● Exercise description: Every line containing the word "checker" needs to be found and copied.
------ Task input
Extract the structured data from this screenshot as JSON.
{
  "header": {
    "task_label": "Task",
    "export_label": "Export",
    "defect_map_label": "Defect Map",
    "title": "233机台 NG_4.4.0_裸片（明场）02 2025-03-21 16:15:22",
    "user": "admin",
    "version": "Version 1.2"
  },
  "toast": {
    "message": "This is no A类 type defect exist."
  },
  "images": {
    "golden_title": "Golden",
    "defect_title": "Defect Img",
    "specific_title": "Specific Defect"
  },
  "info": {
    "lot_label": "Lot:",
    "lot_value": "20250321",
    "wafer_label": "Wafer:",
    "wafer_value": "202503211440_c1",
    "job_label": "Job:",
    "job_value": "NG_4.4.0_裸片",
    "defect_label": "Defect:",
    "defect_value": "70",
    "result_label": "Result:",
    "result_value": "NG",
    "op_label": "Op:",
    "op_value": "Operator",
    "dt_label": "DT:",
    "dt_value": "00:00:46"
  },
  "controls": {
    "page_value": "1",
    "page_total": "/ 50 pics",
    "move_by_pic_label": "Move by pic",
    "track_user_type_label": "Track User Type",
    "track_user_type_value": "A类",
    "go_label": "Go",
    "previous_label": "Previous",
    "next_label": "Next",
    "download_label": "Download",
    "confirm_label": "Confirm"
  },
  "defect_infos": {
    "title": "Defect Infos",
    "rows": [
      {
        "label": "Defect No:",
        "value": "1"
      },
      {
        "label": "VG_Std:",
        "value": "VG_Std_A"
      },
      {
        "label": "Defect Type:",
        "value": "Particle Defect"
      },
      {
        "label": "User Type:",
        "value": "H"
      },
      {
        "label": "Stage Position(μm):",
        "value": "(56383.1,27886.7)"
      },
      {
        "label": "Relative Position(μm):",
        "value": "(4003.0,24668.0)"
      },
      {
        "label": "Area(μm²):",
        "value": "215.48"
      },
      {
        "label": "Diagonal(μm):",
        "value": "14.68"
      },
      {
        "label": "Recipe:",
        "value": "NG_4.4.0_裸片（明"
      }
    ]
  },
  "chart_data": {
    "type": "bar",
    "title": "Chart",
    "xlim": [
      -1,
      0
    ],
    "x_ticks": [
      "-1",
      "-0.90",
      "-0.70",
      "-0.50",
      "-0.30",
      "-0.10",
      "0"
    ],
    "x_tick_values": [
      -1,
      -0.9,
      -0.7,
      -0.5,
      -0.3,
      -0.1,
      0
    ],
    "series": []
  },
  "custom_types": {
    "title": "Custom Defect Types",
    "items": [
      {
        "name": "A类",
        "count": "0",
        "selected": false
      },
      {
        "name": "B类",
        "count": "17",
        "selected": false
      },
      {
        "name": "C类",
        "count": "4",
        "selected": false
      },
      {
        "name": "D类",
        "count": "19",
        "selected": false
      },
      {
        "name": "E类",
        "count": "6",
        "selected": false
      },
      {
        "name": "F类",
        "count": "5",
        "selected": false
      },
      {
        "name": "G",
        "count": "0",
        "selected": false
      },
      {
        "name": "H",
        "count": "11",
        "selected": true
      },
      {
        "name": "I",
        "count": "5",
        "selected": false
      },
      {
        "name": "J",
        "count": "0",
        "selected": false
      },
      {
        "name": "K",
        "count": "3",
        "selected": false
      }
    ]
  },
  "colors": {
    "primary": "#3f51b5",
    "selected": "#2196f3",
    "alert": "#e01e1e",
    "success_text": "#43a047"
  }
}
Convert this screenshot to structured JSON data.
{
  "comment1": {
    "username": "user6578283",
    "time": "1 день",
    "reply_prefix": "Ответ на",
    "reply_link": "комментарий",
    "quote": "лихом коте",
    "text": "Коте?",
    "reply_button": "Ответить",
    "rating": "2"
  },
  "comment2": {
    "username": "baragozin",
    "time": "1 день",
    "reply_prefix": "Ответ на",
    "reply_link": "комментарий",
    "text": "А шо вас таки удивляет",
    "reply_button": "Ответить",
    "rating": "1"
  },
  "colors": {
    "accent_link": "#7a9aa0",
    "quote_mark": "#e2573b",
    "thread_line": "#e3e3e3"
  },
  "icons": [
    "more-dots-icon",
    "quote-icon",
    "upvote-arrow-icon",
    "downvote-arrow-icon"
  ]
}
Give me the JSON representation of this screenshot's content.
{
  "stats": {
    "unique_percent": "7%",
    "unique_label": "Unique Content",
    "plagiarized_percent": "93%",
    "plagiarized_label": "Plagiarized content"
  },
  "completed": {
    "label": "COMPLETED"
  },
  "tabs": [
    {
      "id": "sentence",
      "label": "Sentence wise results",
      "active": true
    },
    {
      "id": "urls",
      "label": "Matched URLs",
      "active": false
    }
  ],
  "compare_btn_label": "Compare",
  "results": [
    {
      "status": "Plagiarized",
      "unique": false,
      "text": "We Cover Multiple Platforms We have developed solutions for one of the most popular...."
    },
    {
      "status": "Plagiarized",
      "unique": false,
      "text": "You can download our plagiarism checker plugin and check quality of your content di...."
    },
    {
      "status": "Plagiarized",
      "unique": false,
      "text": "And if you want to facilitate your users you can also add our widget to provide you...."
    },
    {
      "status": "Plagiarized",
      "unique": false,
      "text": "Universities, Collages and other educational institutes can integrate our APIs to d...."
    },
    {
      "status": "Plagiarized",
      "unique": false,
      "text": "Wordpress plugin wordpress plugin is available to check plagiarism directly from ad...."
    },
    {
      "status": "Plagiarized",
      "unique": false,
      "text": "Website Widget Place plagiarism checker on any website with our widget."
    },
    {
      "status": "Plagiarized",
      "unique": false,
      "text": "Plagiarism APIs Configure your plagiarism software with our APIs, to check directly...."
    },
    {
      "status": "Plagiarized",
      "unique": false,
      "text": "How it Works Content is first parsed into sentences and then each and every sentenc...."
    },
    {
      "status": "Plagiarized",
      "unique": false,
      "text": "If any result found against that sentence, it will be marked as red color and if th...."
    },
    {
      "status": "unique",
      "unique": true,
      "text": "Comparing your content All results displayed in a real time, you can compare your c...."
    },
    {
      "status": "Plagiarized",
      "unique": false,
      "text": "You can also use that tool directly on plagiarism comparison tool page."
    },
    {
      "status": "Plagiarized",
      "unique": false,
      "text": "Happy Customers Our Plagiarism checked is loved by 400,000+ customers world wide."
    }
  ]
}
------------
● Reply:
      "text": "You can download our plagiarism checker plugin and check quality of your content di...."
      "text": "Website Widget Place plagiarism checker on any website with our widget."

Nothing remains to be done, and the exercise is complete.